→ **What the exercise asks**: Keep only the lines of the data below that contain "Source", and copy them.
▼▼▼
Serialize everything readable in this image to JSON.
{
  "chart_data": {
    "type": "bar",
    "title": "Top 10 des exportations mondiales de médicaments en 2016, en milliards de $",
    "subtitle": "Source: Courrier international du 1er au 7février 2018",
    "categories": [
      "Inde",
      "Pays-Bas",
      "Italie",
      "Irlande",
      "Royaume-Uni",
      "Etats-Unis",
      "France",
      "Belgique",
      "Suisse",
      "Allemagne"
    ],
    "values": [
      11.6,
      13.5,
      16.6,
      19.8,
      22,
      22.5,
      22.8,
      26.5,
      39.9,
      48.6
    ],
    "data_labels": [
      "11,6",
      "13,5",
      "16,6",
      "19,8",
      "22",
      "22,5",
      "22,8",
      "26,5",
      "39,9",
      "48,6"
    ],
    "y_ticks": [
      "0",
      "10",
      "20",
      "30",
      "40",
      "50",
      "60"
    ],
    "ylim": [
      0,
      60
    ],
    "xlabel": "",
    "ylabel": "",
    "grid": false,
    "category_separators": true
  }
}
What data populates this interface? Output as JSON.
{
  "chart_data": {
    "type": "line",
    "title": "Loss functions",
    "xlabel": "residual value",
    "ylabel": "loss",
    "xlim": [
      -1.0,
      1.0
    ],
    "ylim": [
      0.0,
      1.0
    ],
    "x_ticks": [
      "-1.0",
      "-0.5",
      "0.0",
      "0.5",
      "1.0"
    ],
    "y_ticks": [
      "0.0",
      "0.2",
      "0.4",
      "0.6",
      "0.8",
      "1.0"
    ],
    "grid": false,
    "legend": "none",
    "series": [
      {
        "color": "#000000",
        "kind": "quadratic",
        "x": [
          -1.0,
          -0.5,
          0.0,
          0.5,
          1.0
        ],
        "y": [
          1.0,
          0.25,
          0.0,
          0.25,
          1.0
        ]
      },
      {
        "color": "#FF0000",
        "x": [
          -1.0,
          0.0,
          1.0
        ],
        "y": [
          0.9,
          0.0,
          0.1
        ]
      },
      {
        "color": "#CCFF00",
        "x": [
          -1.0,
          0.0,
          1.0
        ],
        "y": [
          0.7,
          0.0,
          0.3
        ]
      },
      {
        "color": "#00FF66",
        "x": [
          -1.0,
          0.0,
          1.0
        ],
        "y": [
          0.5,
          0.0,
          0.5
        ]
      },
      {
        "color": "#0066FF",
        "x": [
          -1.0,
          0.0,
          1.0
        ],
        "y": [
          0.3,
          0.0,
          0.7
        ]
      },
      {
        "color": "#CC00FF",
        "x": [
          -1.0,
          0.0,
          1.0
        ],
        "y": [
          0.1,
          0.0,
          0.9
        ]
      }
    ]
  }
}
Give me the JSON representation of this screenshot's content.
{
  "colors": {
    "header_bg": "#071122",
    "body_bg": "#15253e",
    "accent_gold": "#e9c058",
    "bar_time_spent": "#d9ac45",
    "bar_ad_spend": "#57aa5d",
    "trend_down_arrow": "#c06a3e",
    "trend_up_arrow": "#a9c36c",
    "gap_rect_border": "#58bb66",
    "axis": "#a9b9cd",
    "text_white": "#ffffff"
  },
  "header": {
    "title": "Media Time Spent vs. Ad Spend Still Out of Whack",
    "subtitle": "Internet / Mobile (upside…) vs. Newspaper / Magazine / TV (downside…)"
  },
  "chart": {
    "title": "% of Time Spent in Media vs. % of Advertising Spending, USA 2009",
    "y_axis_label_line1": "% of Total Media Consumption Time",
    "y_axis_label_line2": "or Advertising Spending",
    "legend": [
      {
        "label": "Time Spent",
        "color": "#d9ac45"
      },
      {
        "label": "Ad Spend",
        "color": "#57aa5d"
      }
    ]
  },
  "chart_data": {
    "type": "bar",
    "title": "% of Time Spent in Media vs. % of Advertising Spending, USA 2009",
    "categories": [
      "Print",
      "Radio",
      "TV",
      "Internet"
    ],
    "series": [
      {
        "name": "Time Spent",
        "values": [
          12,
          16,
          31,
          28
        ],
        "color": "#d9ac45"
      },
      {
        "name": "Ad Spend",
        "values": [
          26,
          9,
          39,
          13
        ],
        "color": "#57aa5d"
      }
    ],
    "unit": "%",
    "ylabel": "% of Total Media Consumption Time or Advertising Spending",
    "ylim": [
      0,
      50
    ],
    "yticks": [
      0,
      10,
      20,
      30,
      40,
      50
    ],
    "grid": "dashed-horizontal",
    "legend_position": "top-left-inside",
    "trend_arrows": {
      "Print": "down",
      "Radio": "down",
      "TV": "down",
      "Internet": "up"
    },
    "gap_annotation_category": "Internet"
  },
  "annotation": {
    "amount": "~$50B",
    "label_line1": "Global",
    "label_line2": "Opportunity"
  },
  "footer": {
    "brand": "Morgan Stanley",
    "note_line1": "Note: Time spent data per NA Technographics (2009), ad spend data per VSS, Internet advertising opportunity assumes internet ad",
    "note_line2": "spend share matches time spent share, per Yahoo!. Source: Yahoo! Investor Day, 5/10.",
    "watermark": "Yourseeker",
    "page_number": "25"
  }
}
▲▲▲
→ **Output of the task**:
    "subtitle": "Source: Courrier international du 1er au 7février 2018",
    "note_line2": "spend share matches time spent share, per Yahoo!. Source: Yahoo! Investor Day, 5/10.",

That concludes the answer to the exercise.